_Stated task_
Output all entries verbatim. Skip pictures.

_Stored data_

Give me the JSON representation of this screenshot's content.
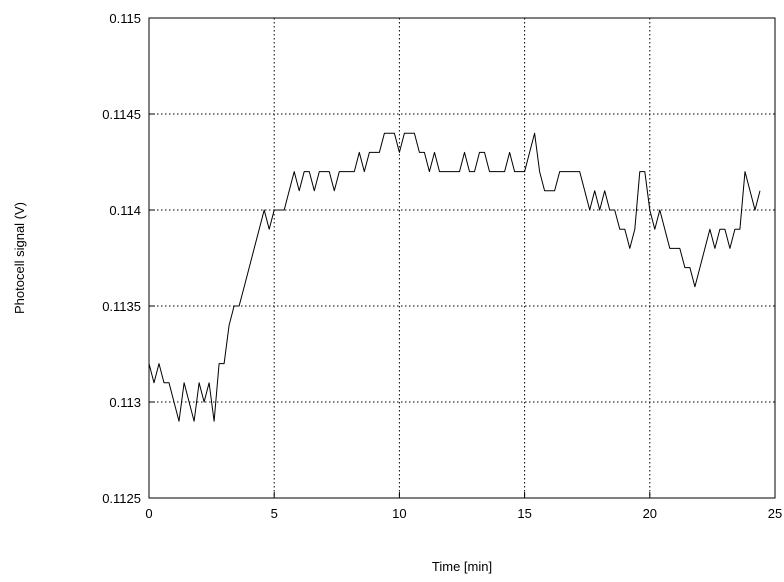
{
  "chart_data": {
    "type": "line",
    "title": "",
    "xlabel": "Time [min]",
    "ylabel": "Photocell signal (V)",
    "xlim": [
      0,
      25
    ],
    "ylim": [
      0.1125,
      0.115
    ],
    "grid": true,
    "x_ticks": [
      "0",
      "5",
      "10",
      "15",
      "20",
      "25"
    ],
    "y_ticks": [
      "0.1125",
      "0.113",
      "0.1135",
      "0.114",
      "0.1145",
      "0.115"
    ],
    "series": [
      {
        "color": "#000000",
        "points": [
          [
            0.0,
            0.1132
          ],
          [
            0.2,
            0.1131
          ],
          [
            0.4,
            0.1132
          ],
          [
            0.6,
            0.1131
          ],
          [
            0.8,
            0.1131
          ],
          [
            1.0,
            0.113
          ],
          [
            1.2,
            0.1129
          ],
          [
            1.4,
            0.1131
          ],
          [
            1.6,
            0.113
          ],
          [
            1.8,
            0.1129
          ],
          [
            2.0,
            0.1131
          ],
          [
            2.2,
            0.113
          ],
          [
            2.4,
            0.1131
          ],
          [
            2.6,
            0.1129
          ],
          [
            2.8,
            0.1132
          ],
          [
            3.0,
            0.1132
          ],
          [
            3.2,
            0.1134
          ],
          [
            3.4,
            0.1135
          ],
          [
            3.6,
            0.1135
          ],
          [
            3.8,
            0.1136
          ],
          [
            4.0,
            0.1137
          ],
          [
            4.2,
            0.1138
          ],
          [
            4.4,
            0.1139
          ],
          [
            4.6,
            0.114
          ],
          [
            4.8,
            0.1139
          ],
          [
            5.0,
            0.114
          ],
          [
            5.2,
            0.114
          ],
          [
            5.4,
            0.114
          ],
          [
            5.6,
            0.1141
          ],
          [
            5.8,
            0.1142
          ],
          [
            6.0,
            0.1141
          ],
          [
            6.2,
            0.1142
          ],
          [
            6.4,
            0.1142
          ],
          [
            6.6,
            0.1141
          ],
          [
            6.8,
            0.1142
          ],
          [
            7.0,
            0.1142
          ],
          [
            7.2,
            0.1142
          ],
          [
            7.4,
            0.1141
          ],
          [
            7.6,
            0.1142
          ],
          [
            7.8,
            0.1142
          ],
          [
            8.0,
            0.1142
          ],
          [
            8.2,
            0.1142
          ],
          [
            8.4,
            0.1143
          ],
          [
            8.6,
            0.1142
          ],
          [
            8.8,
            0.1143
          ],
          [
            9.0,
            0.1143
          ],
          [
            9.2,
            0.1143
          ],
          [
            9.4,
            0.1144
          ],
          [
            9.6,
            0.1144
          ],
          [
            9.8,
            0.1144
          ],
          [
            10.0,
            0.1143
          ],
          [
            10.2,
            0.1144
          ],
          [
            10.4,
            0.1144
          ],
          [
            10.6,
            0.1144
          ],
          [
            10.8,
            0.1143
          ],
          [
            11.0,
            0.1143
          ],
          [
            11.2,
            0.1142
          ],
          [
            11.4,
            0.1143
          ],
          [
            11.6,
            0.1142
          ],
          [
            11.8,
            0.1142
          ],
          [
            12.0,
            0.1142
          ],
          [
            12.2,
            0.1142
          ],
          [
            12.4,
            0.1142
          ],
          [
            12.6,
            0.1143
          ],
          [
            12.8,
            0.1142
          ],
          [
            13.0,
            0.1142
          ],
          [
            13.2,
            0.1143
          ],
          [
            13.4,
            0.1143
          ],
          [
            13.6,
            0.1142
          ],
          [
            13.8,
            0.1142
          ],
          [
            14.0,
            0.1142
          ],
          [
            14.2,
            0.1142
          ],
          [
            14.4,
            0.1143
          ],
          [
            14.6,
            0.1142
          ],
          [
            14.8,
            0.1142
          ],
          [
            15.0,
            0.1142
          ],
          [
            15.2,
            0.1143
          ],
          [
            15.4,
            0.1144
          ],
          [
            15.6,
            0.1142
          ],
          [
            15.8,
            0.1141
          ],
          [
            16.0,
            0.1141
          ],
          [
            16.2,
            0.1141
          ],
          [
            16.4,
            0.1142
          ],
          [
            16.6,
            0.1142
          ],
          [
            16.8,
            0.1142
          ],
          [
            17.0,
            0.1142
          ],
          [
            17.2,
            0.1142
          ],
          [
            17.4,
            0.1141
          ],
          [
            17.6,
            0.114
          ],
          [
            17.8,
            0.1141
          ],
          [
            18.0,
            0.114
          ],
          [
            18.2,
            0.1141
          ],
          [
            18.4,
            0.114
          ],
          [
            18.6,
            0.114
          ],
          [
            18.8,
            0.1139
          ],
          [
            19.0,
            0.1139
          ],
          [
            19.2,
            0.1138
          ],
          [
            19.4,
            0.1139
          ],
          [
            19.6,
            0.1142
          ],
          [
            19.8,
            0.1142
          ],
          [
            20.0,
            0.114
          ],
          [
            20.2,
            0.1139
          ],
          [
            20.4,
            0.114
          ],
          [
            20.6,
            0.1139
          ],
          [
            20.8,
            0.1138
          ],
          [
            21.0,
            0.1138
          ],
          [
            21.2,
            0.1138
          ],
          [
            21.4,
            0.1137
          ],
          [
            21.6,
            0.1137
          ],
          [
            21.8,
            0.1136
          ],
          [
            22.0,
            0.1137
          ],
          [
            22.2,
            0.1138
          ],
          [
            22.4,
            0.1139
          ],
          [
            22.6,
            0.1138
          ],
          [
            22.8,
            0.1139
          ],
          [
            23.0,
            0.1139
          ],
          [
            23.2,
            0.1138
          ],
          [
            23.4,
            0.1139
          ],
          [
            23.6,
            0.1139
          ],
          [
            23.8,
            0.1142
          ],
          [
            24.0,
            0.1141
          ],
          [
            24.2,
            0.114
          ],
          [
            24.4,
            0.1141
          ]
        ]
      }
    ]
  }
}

_Response below_
Give me the JSON representation of this screenshot's content.
{
  "chart_data": {
    "type": "line",
    "title": "",
    "xlabel": "Time [min]",
    "ylabel": "Photocell signal (V)",
    "xlim": [
      0,
      25
    ],
    "ylim": [
      0.1125,
      0.115
    ],
    "grid": true,
    "x_ticks": [
      "0",
      "5",
      "10",
      "15",
      "20",
      "25"
    ],
    "y_ticks": [
      "0.1125",
      "0.113",
      "0.1135",
      "0.114",
      "0.1145",
      "0.115"
    ],
    "series": [
      {
        "color": "#000000",
        "points": [
          [
            0.0,
            0.1132
          ],
          [
            0.2,
            0.1131
          ],
          [
            0.4,
            0.1132
          ],
          [
            0.6,
            0.1131
          ],
          [
            0.8,
            0.1131
          ],
          [
            1.0,
            0.113
          ],
          [
            1.2,
            0.1129
          ],
          [
            1.4,
            0.1131
          ],
          [
            1.6,
            0.113
          ],
          [
            1.8,
            0.1129
          ],
          [
            2.0,
            0.1131
          ],
          [
            2.2,
            0.113
          ],
          [
            2.4,
            0.1131
          ],
          [
            2.6,
            0.1129
          ],
          [
            2.8,
            0.1132
          ],
          [
            3.0,
            0.1132
          ],
          [
            3.2,
            0.1134
          ],
          [
            3.4,
            0.1135
          ],
          [
            3.6,
            0.1135
          ],
          [
            3.8,
            0.1136
          ],
          [
            4.0,
            0.1137
          ],
          [
            4.2,
            0.1138
          ],
          [
            4.4,
            0.1139
          ],
          [
            4.6,
            0.114
          ],
          [
            4.8,
            0.1139
          ],
          [
            5.0,
            0.114
          ],
          [
            5.2,
            0.114
          ],
          [
            5.4,
            0.114
          ],
          [
            5.6,
            0.1141
          ],
          [
            5.8,
            0.1142
          ],
          [
            6.0,
            0.1141
          ],
          [
            6.2,
            0.1142
          ],
          [
            6.4,
            0.1142
          ],
          [
            6.6,
            0.1141
          ],
          [
            6.8,
            0.1142
          ],
          [
            7.0,
            0.1142
          ],
          [
            7.2,
            0.1142
          ],
          [
            7.4,
            0.1141
          ],
          [
            7.6,
            0.1142
          ],
          [
            7.8,
            0.1142
          ],
          [
            8.0,
            0.1142
          ],
          [
            8.2,
            0.1142
          ],
          [
            8.4,
            0.1143
          ],
          [
            8.6,
            0.1142
          ],
          [
            8.8,
            0.1143
          ],
          [
            9.0,
            0.1143
          ],
          [
            9.2,
            0.1143
          ],
          [
            9.4,
            0.1144
          ],
          [
            9.6,
            0.1144
          ],
          [
            9.8,
            0.1144
          ],
          [
            10.0,
            0.1143
          ],
          [
            10.2,
            0.1144
          ],
          [
            10.4,
            0.1144
          ],
          [
            10.6,
            0.1144
          ],
          [
            10.8,
            0.1143
          ],
          [
            11.0,
            0.1143
          ],
          [
            11.2,
            0.1142
          ],
          [
            11.4,
            0.1143
          ],
          [
            11.6,
            0.1142
          ],
          [
            11.8,
            0.1142
          ],
          [
            12.0,
            0.1142
          ],
          [
            12.2,
            0.1142
          ],
          [
            12.4,
            0.1142
          ],
          [
            12.6,
            0.1143
          ],
          [
            12.8,
            0.1142
          ],
          [
            13.0,
            0.1142
          ],
          [
            13.2,
            0.1143
          ],
          [
            13.4,
            0.1143
          ],
          [
            13.6,
            0.1142
          ],
          [
            13.8,
            0.1142
          ],
          [
            14.0,
            0.1142
          ],
          [
            14.2,
            0.1142
          ],
          [
            14.4,
            0.1143
          ],
          [
            14.6,
            0.1142
          ],
          [
            14.8,
            0.1142
          ],
          [
            15.0,
            0.1142
          ],
          [
            15.2,
            0.1143
          ],
          [
            15.4,
            0.1144
          ],
          [
            15.6,
            0.1142
          ],
          [
            15.8,
            0.1141
          ],
          [
            16.0,
            0.1141
          ],
          [
            16.2,
            0.1141
          ],
          [
            16.4,
            0.1142
          ],
          [
            16.6,
            0.1142
          ],
          [
            16.8,
            0.1142
          ],
          [
            17.0,
            0.1142
          ],
          [
            17.2,
            0.1142
          ],
          [
            17.4,
            0.1141
          ],
          [
            17.6,
            0.114
          ],
          [
            17.8,
            0.1141
          ],
          [
            18.0,
            0.114
          ],
          [
            18.2,
            0.1141
          ],
          [
            18.4,
            0.114
          ],
          [
            18.6,
            0.114
          ],
          [
            18.8,
            0.1139
          ],
          [
            19.0,
            0.1139
          ],
          [
            19.2,
            0.1138
          ],
          [
            19.4,
            0.1139
          ],
          [
            19.6,
            0.1142
          ],
          [
            19.8,
            0.1142
          ],
          [
            20.0,
            0.114
          ],
          [
            20.2,
            0.1139
          ],
          [
            20.4,
            0.114
          ],
          [
            20.6,
            0.1139
          ],
          [
            20.8,
            0.1138
          ],
          [
            21.0,
            0.1138
          ],
          [
            21.2,
            0.1138
          ],
          [
            21.4,
            0.1137
          ],
          [
            21.6,
            0.1137
          ],
          [
            21.8,
            0.1136
          ],
          [
            22.0,
            0.1137
          ],
          [
            22.2,
            0.1138
          ],
          [
            22.4,
            0.1139
          ],
          [
            22.6,
            0.1138
          ],
          [
            22.8,
            0.1139
          ],
          [
            23.0,
            0.1139
          ],
          [
            23.2,
            0.1138
          ],
          [
            23.4,
            0.1139
          ],
          [
            23.6,
            0.1139
          ],
          [
            23.8,
            0.1142
          ],
          [
            24.0,
            0.1141
          ],
          [
            24.2,
            0.114
          ],
          [
            24.4,
            0.1141
          ]
        ]
      }
    ]
  }
}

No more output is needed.